== GIVEN TASK ==
Look for "Majesty" in each line of the entries, and return the matching lines.

(Data records)
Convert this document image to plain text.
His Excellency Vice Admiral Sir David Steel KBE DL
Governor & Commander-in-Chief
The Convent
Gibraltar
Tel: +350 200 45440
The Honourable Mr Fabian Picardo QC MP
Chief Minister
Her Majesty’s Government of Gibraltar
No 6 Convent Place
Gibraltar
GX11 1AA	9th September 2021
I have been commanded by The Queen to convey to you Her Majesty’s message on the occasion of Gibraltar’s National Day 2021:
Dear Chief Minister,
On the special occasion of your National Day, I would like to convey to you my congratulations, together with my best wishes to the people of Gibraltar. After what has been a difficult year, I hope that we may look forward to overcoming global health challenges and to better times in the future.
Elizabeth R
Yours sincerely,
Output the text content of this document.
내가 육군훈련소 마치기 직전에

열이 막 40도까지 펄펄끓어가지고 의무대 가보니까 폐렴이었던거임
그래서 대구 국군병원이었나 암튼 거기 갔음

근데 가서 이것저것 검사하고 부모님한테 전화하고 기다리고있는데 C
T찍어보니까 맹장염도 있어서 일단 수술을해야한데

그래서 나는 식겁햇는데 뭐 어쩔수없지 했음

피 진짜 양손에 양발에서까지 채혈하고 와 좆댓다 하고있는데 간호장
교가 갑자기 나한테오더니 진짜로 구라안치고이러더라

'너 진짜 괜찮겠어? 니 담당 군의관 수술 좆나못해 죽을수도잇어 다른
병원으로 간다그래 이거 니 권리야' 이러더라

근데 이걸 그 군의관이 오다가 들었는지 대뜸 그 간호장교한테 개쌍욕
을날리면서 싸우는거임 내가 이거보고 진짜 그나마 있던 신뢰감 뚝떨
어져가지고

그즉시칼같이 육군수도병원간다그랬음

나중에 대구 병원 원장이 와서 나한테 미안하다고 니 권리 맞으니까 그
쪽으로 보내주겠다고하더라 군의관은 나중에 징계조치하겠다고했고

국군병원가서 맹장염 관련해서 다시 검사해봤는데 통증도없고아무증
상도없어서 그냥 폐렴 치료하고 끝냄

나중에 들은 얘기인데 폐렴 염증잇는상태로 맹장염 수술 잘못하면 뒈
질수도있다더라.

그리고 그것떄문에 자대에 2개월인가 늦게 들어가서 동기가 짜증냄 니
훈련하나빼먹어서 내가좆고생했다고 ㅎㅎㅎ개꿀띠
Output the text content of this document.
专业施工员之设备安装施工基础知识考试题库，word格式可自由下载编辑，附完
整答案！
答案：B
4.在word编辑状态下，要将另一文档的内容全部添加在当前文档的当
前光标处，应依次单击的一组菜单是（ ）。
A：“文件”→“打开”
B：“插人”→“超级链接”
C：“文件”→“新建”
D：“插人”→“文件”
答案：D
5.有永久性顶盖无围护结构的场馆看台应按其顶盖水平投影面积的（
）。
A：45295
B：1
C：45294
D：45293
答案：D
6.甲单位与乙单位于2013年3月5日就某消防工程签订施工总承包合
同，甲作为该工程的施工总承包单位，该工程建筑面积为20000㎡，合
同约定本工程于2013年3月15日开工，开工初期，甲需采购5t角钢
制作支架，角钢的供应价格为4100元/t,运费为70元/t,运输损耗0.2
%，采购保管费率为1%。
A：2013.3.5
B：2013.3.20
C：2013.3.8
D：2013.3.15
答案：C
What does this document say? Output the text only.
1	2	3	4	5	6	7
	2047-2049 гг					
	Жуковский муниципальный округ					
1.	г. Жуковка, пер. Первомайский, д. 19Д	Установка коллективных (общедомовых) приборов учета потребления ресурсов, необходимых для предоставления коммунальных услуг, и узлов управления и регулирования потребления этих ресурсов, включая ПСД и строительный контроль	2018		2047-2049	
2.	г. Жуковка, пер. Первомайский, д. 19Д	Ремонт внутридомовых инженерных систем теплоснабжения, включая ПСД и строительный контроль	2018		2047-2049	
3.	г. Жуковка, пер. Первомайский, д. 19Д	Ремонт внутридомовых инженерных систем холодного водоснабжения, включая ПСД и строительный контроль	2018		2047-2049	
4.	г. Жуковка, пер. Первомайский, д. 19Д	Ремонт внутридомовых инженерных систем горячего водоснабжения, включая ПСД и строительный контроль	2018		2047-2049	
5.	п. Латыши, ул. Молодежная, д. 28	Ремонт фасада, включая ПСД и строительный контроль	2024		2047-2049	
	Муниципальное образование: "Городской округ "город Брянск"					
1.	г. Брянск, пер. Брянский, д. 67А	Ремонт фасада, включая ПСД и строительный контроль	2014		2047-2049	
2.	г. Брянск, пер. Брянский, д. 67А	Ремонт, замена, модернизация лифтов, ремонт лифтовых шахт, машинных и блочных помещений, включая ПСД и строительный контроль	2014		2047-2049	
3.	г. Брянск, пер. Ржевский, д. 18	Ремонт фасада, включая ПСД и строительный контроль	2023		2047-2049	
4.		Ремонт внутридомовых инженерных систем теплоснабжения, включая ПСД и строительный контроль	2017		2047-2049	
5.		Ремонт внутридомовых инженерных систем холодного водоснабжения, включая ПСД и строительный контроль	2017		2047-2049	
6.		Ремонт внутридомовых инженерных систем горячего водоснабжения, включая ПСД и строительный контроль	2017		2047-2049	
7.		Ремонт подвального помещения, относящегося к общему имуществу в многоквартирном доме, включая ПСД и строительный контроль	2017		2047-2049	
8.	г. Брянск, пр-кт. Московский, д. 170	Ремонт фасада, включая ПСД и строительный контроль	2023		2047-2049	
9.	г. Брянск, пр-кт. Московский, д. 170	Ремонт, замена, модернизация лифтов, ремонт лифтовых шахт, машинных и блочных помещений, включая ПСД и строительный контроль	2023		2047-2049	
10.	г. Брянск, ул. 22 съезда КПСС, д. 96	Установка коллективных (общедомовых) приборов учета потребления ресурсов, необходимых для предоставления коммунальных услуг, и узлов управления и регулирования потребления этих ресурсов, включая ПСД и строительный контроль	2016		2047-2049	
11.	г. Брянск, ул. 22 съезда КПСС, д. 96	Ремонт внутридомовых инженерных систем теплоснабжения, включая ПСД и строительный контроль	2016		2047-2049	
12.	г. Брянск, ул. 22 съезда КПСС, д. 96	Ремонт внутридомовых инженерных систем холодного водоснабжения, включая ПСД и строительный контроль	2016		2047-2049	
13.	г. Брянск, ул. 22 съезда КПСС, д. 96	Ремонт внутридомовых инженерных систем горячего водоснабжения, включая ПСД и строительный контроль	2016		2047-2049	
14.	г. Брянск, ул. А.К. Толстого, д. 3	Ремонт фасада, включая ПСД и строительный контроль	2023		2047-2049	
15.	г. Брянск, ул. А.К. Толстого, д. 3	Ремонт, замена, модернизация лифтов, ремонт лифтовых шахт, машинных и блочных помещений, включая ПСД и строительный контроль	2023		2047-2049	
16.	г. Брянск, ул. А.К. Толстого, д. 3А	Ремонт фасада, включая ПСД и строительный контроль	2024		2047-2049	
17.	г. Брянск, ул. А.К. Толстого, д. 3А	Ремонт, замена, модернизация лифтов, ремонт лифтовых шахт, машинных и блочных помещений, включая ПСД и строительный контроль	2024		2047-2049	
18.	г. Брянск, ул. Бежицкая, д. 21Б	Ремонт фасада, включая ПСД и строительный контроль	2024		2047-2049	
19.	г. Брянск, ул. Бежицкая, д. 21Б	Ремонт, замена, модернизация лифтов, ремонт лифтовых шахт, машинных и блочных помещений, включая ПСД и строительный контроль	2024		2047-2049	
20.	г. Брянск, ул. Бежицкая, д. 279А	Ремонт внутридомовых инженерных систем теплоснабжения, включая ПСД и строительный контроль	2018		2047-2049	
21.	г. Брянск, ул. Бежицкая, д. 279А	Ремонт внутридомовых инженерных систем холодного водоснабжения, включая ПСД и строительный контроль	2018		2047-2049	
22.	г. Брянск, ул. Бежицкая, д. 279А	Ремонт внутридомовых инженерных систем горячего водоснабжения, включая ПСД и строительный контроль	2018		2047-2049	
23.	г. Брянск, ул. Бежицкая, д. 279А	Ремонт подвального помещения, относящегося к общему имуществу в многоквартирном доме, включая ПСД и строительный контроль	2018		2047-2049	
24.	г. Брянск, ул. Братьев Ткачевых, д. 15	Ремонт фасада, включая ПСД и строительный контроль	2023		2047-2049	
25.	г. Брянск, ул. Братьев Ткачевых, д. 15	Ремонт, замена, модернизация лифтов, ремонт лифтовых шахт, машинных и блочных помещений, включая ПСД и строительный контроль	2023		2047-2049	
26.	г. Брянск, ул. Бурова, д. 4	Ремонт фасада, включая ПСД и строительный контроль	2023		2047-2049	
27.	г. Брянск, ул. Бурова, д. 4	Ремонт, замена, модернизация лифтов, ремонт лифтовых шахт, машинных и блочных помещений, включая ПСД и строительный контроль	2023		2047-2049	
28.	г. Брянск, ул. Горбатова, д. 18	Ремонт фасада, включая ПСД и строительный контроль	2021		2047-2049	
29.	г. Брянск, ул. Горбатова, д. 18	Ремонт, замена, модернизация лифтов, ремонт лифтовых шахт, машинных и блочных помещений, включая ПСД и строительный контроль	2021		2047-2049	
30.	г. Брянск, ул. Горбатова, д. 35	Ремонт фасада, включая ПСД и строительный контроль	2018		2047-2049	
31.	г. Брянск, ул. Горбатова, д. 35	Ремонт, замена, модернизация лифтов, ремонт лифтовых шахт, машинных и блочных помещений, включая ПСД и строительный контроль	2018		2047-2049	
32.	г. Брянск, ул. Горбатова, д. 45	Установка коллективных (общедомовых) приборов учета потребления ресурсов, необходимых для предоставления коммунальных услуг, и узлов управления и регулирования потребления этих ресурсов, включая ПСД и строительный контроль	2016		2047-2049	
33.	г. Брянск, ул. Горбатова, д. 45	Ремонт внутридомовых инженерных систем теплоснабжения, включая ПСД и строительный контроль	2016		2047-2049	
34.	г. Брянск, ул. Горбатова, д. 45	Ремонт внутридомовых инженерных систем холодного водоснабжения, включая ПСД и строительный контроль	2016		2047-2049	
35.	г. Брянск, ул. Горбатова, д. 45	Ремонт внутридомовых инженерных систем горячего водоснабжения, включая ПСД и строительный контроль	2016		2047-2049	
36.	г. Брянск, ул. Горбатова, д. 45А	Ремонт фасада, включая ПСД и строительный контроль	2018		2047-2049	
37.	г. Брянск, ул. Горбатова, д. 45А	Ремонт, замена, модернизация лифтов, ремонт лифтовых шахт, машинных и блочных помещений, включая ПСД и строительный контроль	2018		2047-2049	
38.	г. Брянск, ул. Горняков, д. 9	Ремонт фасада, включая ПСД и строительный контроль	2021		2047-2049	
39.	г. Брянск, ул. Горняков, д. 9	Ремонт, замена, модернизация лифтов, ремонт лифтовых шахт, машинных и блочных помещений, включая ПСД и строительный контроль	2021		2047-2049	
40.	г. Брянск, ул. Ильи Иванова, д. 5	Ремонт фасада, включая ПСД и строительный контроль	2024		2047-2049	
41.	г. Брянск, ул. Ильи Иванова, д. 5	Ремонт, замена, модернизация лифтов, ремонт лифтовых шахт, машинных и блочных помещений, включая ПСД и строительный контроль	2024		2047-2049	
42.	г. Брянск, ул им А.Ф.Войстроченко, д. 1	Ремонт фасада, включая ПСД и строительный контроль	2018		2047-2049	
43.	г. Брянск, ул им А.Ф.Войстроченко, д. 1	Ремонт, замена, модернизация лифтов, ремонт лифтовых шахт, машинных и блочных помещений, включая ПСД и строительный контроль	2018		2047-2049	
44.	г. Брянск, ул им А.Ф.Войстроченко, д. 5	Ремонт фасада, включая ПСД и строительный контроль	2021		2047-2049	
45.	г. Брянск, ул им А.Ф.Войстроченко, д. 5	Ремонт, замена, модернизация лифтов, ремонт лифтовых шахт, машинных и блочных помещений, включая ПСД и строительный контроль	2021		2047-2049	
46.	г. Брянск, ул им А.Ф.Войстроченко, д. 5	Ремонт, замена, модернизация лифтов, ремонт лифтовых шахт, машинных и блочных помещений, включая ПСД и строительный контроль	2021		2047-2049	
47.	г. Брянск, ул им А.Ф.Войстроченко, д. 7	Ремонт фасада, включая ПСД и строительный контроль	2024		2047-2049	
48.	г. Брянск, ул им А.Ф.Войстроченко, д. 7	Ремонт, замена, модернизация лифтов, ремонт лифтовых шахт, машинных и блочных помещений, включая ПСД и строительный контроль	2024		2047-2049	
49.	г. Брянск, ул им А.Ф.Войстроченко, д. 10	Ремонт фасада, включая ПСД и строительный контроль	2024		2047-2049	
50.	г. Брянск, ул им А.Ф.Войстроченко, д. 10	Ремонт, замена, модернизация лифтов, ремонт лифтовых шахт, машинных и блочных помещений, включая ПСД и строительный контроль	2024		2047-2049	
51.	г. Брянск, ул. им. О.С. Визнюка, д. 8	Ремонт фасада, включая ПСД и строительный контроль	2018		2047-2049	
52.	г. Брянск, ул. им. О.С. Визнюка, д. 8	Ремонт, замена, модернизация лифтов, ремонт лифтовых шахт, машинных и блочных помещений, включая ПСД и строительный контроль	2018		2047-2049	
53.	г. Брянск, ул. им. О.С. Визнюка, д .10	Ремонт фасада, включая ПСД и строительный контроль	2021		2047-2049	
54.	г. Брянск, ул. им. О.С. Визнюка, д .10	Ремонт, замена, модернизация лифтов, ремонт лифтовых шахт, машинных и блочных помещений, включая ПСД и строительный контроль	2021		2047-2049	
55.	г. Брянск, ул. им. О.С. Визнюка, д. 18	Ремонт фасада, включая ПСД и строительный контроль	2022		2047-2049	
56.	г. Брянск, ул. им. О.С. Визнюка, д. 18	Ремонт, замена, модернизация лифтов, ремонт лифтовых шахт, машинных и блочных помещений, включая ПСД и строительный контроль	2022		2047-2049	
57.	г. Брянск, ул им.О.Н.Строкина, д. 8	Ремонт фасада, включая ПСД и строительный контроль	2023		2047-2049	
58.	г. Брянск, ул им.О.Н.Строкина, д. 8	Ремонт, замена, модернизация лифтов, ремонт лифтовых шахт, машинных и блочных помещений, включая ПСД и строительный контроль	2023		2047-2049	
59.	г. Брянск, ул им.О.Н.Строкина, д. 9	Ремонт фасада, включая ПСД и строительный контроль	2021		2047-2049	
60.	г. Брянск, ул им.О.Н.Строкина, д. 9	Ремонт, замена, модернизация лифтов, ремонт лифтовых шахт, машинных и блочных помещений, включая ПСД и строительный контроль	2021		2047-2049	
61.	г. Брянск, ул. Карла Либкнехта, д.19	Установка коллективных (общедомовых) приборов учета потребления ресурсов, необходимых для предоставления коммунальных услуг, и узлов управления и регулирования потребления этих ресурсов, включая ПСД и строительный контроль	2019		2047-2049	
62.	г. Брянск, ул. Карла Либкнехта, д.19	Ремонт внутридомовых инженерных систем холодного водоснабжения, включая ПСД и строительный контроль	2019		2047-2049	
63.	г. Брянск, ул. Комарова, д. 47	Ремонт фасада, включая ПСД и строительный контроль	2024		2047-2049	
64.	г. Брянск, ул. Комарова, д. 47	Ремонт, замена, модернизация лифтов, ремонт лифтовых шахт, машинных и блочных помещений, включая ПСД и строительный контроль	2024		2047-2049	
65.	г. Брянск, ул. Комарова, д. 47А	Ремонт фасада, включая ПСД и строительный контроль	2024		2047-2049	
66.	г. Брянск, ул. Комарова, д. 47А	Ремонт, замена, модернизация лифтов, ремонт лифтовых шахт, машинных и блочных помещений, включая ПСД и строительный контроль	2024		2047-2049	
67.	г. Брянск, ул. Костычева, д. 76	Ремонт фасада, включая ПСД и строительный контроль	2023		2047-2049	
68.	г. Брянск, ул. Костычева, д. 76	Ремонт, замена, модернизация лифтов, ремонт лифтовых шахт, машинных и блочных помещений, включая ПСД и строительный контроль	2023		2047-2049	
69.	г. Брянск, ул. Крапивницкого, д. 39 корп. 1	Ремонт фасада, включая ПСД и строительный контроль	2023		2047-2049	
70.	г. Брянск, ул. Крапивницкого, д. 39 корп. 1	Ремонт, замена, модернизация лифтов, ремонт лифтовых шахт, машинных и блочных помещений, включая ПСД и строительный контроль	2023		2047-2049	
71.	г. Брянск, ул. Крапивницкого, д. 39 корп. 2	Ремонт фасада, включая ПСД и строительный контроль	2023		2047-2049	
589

== IN RESPONSE ==
Her Majesty’s Government of Gibraltar
I have been commanded by The Queen to convey to you Her Majesty’s message on the occasion of Gibraltar’s National Day 2021:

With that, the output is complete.